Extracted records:

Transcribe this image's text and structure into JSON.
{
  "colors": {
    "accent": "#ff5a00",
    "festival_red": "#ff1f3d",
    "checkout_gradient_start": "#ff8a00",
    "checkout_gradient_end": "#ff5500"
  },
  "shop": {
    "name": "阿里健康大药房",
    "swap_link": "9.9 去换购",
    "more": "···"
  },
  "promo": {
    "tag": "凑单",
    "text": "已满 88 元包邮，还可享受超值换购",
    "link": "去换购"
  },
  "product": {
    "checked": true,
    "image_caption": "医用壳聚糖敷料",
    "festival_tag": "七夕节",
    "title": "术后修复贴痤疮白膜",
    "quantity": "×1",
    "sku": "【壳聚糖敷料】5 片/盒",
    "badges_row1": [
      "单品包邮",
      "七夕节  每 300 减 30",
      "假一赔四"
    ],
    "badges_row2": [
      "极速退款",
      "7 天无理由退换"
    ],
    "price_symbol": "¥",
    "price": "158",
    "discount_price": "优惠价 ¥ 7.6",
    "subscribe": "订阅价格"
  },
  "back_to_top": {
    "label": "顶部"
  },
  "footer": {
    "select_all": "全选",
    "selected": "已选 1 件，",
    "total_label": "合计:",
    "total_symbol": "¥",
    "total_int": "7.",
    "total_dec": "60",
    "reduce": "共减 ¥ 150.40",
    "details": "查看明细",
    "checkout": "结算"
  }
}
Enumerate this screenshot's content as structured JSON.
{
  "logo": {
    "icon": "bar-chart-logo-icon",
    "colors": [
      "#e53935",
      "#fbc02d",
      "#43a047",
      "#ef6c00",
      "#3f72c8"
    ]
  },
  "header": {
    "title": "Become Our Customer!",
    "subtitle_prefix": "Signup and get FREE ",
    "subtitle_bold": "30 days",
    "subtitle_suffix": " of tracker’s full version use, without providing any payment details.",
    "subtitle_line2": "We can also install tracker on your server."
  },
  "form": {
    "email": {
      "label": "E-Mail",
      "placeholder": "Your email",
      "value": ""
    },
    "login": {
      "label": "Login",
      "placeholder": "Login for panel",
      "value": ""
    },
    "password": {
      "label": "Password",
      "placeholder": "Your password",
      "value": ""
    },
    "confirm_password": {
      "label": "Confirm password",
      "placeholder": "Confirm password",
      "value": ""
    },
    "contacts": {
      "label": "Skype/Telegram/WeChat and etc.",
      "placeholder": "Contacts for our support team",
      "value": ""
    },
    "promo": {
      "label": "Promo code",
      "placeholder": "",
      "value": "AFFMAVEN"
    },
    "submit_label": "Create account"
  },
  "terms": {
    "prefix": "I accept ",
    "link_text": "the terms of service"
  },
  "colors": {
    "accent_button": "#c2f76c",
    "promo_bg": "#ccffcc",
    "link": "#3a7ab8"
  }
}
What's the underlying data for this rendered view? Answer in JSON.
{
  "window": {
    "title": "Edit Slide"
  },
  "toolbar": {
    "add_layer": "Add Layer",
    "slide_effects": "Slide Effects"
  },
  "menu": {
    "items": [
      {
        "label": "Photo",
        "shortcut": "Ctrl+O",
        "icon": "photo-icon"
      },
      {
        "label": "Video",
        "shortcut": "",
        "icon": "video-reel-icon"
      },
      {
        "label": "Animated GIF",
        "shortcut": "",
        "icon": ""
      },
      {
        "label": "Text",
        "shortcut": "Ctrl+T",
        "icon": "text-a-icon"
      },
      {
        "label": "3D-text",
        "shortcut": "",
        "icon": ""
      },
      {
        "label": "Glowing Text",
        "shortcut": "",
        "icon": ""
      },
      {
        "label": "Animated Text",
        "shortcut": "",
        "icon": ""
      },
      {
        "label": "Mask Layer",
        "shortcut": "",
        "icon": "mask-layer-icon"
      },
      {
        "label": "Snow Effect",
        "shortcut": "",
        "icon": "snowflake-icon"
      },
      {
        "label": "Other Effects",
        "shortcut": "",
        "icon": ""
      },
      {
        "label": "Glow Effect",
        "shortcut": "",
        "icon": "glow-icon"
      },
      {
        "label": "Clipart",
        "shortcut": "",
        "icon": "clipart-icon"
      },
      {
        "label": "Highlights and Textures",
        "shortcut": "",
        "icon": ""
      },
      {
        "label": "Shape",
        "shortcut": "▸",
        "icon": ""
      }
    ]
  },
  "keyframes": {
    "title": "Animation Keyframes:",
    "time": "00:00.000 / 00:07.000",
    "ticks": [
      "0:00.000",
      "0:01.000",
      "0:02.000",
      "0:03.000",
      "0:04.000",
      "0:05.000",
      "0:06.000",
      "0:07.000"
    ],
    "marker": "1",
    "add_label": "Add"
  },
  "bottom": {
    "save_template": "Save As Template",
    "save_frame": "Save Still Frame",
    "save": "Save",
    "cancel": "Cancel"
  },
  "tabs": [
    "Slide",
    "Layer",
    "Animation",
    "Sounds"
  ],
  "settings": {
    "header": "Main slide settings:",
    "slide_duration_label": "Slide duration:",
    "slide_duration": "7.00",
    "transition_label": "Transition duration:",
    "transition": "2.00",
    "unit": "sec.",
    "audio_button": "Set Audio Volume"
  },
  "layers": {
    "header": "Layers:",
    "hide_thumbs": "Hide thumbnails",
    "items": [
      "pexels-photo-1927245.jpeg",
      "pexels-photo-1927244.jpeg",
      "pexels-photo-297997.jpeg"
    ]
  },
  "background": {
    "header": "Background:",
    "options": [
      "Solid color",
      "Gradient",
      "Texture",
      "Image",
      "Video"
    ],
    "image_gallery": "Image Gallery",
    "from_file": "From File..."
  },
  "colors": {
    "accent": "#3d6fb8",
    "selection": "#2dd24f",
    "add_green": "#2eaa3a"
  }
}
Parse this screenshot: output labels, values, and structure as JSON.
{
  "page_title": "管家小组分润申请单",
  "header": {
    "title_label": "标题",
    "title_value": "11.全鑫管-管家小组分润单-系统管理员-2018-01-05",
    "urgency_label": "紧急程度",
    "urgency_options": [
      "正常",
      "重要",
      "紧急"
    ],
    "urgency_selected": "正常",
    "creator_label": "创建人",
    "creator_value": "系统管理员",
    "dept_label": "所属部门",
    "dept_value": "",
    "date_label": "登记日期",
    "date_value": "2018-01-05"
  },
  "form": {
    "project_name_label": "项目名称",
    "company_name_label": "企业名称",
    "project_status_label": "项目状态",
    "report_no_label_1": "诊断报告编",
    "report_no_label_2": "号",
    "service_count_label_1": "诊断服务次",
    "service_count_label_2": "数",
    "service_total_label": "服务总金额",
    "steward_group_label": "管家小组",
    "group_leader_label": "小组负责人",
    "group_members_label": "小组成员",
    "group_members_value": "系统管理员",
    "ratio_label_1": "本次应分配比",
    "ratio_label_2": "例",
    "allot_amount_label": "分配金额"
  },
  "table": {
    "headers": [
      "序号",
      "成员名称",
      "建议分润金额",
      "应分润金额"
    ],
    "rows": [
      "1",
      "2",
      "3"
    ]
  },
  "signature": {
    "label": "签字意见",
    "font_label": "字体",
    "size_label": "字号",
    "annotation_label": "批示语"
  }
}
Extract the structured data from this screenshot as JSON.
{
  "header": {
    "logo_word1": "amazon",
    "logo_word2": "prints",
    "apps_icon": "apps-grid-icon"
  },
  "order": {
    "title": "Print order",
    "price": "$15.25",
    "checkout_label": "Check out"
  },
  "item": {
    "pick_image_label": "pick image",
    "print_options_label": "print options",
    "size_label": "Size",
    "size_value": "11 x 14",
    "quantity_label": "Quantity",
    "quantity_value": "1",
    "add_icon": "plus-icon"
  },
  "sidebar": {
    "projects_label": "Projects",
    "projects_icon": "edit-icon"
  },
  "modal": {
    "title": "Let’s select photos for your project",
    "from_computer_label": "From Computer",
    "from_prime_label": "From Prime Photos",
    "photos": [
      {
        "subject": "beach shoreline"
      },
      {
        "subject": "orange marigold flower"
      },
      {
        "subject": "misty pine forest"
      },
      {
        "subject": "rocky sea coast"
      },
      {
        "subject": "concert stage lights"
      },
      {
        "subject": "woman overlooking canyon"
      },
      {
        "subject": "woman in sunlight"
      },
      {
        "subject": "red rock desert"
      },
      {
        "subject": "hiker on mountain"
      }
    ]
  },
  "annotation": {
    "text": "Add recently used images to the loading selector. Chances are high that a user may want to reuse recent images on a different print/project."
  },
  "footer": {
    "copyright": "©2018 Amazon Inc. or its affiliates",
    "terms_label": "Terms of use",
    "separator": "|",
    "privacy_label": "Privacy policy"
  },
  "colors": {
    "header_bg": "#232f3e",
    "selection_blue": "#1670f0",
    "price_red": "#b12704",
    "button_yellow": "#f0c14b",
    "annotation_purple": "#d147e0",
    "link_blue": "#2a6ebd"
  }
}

■ **THE TASK**
Extract every line containing the string "系统管理员" from the material.

■ **ANSWER TO THIS PROBLEM**
    "title_value": "11.全鑫管-管家小组分润单-系统管理员-2018-01-05",
    "creator_value": "系统管理员",
    "group_members_value": "系统管理员",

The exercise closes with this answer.